Stored entries:
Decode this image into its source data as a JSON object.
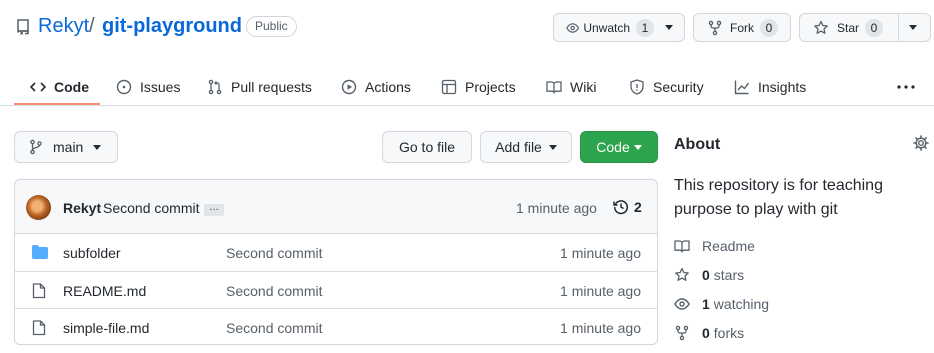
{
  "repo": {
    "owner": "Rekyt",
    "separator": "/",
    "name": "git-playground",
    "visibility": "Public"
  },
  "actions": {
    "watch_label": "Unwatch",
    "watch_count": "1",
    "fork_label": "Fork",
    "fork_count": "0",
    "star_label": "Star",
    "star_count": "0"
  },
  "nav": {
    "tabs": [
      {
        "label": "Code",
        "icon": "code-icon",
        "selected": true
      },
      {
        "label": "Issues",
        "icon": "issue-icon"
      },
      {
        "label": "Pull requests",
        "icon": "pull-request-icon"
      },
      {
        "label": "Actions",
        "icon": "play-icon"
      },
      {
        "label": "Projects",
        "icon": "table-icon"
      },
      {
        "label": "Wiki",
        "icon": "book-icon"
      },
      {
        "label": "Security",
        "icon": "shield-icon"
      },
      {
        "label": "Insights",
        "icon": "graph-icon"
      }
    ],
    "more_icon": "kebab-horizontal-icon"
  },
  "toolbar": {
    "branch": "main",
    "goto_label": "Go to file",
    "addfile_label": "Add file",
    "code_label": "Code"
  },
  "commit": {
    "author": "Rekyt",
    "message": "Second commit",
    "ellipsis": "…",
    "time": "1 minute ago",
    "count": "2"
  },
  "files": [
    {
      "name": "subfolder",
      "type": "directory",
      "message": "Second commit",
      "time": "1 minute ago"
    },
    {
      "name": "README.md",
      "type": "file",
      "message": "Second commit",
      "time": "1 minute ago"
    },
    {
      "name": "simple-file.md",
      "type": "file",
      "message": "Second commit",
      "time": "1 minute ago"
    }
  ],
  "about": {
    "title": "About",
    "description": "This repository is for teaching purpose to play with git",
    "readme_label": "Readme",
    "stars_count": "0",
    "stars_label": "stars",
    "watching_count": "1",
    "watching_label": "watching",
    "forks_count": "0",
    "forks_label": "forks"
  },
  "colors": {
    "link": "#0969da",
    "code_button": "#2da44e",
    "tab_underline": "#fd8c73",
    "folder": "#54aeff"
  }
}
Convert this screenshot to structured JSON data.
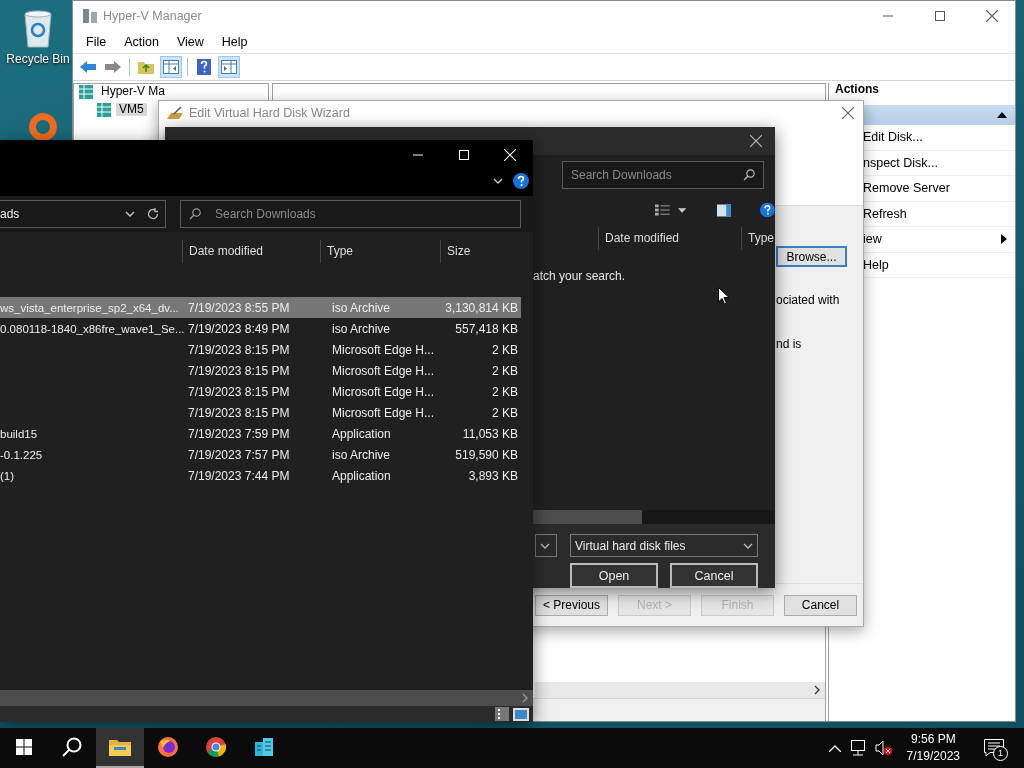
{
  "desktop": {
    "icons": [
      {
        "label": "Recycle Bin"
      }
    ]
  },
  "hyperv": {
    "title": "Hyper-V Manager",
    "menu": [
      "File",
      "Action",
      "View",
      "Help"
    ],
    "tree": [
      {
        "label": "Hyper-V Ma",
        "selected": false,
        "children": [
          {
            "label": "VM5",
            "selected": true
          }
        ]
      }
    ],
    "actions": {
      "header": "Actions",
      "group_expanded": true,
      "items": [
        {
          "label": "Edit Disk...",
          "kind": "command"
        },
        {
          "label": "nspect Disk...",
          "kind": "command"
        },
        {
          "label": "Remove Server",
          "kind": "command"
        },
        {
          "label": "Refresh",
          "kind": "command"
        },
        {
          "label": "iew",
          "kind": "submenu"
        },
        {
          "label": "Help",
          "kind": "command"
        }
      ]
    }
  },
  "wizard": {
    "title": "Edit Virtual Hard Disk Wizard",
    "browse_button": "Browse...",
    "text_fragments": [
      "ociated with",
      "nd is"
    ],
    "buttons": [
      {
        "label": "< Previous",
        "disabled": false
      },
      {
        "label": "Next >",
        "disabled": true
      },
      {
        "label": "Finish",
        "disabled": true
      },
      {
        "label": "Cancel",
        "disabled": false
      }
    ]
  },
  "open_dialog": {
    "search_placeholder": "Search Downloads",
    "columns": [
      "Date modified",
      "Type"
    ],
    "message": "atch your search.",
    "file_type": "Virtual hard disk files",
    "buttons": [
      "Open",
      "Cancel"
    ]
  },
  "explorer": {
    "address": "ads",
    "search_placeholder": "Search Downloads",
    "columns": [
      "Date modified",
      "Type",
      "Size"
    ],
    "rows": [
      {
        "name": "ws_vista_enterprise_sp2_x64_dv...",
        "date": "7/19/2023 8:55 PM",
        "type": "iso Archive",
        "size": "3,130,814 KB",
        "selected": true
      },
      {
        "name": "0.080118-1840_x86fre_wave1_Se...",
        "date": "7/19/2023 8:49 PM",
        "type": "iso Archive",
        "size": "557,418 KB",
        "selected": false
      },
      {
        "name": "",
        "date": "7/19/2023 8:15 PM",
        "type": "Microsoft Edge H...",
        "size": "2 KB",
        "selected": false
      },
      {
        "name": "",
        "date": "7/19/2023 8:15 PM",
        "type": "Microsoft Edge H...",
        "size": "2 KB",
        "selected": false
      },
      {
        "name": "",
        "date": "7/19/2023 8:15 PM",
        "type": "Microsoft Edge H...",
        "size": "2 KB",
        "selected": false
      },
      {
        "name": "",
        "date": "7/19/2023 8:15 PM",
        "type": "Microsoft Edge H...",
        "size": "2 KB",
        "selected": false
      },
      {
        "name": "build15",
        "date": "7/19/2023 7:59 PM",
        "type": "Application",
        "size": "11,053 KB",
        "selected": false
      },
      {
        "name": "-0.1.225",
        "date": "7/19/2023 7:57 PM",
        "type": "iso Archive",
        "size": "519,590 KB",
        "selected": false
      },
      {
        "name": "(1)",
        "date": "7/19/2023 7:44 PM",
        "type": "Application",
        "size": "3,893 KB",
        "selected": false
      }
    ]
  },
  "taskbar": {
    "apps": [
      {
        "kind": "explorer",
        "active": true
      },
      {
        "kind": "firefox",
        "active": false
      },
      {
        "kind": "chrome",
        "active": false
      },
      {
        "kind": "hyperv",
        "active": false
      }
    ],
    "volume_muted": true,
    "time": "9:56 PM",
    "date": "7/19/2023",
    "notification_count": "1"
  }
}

==

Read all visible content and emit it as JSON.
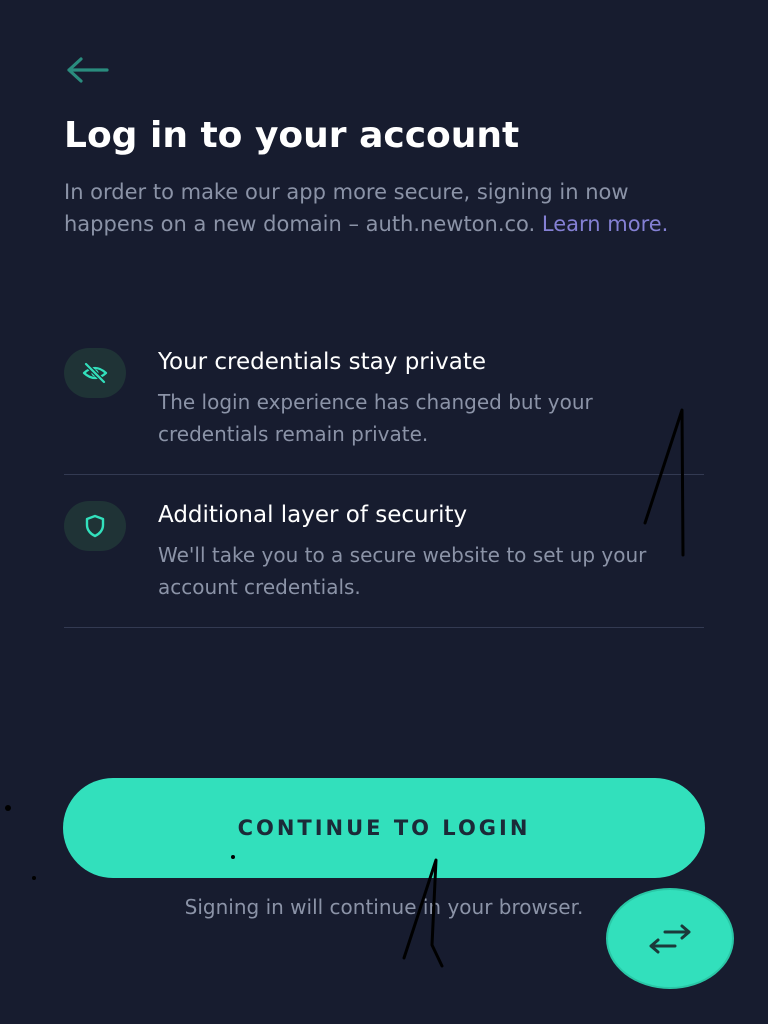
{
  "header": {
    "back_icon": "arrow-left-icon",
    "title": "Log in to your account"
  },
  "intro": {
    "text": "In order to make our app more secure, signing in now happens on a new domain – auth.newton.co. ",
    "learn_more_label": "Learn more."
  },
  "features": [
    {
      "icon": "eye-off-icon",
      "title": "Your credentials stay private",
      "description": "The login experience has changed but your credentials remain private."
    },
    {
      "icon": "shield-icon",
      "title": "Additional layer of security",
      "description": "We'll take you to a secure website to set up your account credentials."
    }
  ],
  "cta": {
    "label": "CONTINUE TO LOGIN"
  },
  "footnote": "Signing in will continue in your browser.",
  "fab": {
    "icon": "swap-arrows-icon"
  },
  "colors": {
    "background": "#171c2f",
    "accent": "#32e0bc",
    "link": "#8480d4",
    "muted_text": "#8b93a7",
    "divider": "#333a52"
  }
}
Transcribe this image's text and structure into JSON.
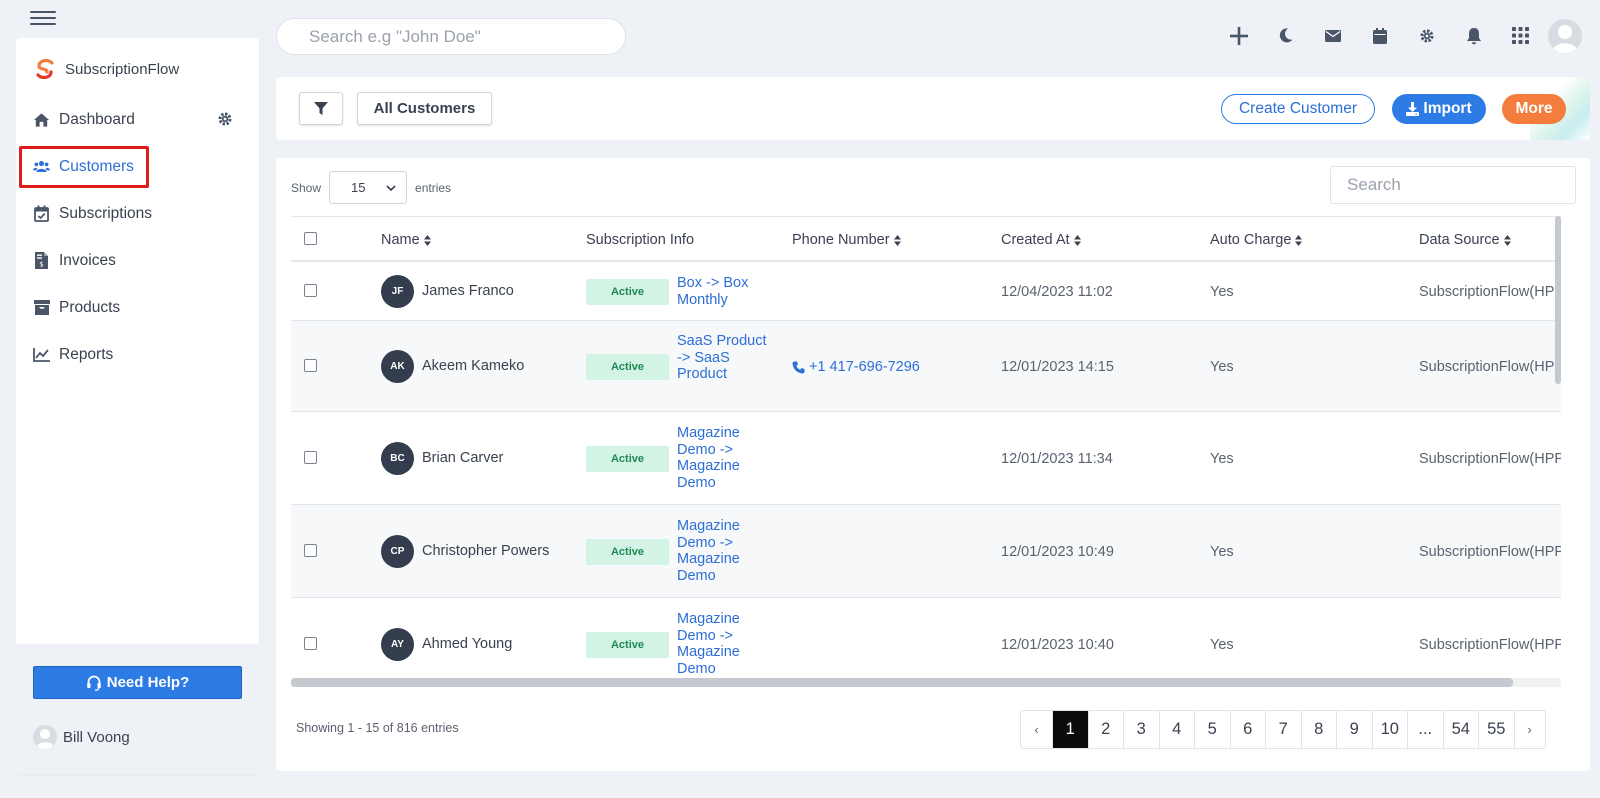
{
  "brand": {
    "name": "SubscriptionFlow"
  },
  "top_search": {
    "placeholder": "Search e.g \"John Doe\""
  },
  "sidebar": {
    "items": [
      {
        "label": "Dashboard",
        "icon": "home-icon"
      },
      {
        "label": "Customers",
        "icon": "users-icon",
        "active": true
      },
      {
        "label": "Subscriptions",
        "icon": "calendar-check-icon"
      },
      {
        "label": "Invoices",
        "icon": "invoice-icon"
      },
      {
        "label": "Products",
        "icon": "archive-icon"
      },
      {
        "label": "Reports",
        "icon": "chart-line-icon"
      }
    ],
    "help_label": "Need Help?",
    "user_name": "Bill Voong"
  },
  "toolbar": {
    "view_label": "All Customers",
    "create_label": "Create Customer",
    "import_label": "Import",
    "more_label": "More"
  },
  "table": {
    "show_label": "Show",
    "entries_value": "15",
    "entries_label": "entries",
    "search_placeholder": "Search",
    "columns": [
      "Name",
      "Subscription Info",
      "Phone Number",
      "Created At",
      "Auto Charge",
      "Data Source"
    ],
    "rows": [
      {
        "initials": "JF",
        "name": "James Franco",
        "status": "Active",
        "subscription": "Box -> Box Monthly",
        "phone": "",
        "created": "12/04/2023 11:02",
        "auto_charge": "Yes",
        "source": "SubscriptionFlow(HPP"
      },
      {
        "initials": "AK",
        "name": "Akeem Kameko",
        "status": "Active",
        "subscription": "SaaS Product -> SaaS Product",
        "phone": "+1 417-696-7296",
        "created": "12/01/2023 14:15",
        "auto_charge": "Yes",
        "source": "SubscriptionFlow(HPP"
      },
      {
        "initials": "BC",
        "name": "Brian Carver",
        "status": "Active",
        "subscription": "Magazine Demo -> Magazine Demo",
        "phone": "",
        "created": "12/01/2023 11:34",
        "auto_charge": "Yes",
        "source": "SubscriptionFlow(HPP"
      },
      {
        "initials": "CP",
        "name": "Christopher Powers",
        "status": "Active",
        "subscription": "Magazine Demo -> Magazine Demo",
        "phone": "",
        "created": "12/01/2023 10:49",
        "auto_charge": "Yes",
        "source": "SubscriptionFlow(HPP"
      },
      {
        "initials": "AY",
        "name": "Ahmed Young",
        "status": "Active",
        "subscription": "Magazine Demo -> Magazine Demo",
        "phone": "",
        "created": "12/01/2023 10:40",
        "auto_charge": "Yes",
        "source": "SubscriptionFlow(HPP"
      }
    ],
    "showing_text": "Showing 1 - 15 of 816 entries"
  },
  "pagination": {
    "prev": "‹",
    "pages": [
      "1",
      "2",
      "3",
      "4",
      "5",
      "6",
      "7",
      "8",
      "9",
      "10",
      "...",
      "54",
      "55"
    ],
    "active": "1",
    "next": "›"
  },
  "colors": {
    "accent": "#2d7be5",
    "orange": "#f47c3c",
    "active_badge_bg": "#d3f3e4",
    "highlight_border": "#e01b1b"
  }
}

Task to complete: Find the lines above holding the word "account" and show them.

Full answer:
    "title": "Log in to your account"
      "description": "We'll take you to a secure website to set up your account credentials."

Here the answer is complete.